◆ **Prompt**: Scan the data for "name" and copy the lines it appears in.

• • • • • • •

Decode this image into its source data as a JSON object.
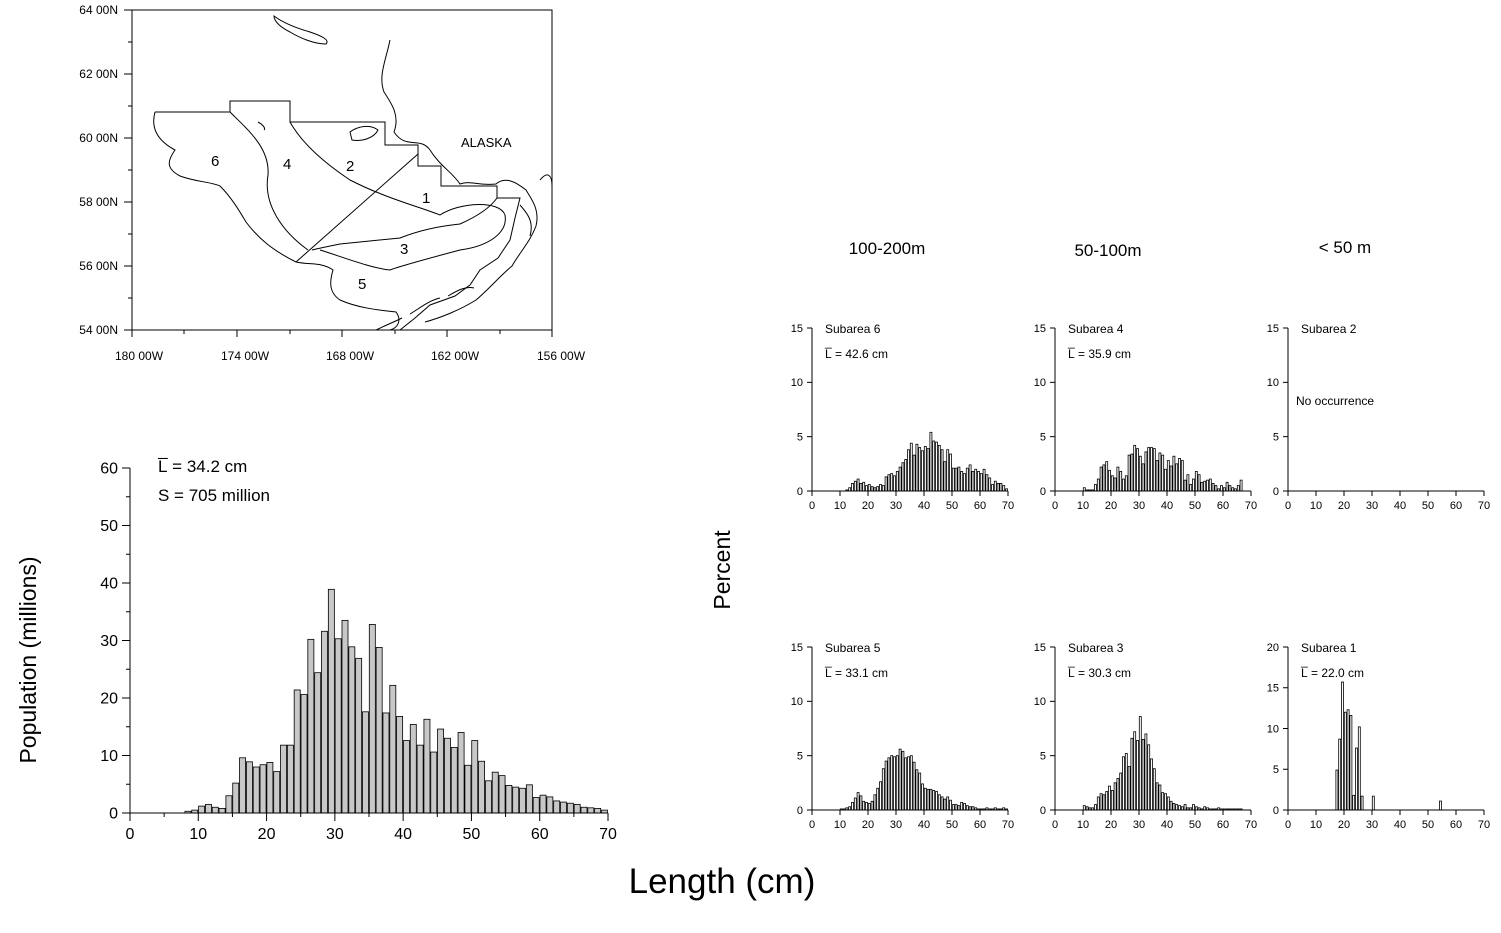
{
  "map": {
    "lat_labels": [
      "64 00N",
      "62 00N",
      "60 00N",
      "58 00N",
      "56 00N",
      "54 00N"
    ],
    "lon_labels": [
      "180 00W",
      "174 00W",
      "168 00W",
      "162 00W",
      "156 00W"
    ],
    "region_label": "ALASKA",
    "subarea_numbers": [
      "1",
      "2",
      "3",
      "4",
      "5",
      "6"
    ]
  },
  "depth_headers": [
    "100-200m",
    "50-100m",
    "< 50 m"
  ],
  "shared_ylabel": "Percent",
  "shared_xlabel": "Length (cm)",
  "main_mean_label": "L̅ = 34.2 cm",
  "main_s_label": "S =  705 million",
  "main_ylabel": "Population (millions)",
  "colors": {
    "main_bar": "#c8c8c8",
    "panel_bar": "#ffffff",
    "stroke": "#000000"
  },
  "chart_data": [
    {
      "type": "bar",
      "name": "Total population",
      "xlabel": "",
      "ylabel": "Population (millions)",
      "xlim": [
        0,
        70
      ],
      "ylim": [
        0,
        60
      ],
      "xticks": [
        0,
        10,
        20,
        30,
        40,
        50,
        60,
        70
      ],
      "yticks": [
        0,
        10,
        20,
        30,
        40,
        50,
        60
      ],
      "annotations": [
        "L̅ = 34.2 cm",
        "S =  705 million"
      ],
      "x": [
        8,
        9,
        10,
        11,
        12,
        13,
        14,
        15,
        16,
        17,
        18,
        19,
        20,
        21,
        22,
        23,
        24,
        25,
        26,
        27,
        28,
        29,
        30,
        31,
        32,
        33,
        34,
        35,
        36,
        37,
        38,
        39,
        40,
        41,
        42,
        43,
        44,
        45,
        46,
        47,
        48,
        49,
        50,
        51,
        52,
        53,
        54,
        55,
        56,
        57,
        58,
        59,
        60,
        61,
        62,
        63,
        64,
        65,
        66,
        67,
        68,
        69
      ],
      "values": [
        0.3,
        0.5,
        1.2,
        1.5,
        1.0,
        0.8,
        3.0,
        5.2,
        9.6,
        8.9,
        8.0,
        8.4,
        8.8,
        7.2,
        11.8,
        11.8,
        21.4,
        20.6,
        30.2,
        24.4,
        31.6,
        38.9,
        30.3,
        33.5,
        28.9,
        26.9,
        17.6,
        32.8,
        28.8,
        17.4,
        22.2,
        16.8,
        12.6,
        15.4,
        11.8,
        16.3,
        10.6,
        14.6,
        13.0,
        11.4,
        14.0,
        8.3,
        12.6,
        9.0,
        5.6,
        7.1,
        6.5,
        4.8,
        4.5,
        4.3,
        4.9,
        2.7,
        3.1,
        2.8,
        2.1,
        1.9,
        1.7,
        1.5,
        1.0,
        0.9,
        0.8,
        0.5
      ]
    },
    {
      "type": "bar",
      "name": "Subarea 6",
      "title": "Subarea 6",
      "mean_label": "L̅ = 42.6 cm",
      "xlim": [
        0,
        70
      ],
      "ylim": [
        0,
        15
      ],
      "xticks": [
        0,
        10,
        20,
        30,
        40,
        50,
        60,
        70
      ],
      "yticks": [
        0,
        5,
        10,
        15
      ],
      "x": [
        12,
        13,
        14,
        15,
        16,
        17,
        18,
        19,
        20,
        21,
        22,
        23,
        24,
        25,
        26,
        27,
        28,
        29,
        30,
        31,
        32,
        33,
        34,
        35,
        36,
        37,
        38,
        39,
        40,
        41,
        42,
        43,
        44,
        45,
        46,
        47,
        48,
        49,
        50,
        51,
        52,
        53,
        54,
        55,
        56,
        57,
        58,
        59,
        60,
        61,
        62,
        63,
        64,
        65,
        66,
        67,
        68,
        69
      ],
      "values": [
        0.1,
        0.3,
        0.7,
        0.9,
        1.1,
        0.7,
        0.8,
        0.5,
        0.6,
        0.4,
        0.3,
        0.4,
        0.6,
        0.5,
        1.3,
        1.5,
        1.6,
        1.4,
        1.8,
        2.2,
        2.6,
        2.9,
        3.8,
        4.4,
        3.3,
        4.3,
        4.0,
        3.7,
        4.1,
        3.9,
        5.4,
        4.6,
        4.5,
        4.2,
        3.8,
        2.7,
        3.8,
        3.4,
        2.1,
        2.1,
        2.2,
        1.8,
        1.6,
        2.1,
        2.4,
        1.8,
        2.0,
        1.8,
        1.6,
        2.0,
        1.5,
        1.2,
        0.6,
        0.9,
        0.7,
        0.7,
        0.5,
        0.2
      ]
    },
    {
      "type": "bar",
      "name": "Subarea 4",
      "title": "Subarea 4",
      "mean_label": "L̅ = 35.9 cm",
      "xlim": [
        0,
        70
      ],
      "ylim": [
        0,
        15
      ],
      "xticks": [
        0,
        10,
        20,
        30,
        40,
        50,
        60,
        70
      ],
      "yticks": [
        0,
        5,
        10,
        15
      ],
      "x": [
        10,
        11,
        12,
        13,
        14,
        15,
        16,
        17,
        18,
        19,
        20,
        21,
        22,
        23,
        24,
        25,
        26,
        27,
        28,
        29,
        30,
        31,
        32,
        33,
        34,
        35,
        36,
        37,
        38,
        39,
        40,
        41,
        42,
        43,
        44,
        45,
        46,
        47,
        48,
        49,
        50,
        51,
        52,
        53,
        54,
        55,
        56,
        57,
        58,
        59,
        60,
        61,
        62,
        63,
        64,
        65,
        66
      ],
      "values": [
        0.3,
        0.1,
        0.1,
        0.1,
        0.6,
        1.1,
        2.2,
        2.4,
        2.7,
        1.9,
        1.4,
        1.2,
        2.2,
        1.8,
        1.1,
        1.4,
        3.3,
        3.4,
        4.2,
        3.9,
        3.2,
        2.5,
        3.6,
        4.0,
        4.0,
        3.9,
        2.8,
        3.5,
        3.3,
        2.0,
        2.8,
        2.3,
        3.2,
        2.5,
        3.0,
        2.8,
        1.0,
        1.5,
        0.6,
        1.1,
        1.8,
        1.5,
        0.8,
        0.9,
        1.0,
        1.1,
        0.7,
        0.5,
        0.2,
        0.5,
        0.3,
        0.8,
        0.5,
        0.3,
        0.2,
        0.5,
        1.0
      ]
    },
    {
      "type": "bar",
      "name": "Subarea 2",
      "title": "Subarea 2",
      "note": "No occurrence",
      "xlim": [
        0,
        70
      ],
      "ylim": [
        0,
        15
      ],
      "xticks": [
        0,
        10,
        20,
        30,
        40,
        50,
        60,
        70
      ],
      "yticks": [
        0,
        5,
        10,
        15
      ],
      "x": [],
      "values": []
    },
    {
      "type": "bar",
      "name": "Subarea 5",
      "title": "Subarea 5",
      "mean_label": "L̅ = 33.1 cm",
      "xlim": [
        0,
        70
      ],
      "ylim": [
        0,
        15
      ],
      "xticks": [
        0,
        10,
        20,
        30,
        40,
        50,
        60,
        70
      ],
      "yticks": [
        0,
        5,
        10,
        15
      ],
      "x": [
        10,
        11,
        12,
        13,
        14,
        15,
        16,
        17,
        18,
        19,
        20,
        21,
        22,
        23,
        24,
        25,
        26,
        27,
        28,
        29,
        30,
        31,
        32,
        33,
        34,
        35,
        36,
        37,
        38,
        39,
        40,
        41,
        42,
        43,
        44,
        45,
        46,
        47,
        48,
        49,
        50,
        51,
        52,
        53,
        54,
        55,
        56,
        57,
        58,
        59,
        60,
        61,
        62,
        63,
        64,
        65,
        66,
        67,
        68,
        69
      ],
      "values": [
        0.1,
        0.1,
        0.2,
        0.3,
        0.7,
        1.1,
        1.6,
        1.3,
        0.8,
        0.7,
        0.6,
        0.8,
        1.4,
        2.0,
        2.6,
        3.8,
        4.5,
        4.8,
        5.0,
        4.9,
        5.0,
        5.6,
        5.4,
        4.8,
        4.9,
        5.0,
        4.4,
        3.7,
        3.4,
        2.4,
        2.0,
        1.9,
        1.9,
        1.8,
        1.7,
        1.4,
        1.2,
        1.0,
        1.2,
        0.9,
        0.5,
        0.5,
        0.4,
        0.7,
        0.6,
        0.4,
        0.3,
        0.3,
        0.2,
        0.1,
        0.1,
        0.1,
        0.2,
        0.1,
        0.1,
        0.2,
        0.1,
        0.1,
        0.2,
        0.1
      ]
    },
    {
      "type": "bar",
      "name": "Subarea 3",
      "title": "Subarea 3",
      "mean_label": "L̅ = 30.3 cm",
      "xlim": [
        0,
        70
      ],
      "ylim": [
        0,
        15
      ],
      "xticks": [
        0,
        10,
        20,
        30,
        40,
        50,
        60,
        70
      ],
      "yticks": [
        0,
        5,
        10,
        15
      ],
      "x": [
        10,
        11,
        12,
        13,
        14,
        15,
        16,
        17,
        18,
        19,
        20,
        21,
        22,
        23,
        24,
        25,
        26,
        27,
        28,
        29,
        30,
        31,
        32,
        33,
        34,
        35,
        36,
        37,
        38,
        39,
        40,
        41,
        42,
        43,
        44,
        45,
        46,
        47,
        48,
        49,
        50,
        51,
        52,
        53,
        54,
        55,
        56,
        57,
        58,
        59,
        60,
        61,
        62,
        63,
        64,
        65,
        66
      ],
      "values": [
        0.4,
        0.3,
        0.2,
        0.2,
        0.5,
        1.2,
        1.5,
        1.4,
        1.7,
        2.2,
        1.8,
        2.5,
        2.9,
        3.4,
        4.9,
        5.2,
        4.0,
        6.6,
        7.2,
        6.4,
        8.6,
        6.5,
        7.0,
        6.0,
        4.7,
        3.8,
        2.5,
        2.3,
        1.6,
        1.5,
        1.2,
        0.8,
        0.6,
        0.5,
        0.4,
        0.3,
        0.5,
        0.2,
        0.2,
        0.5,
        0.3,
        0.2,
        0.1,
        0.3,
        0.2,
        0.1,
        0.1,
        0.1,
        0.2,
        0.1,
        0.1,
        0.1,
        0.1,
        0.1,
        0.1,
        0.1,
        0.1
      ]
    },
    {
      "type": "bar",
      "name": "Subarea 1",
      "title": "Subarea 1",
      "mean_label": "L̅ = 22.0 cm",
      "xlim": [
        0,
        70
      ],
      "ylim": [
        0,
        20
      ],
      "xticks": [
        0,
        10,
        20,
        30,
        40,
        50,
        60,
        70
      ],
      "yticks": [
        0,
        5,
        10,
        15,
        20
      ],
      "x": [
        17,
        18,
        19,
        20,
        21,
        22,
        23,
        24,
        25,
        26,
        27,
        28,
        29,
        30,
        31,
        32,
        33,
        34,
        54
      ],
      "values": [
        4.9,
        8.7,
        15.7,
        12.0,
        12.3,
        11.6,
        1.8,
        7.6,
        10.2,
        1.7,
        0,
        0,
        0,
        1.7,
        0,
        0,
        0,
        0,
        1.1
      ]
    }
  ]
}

• • • • • • •

◆ **Finished exercise**:
      "name": "Total population",
      "name": "Subarea 6",
      "name": "Subarea 4",
      "name": "Subarea 2",
      "name": "Subarea 5",
      "name": "Subarea 3",
      "name": "Subarea 1",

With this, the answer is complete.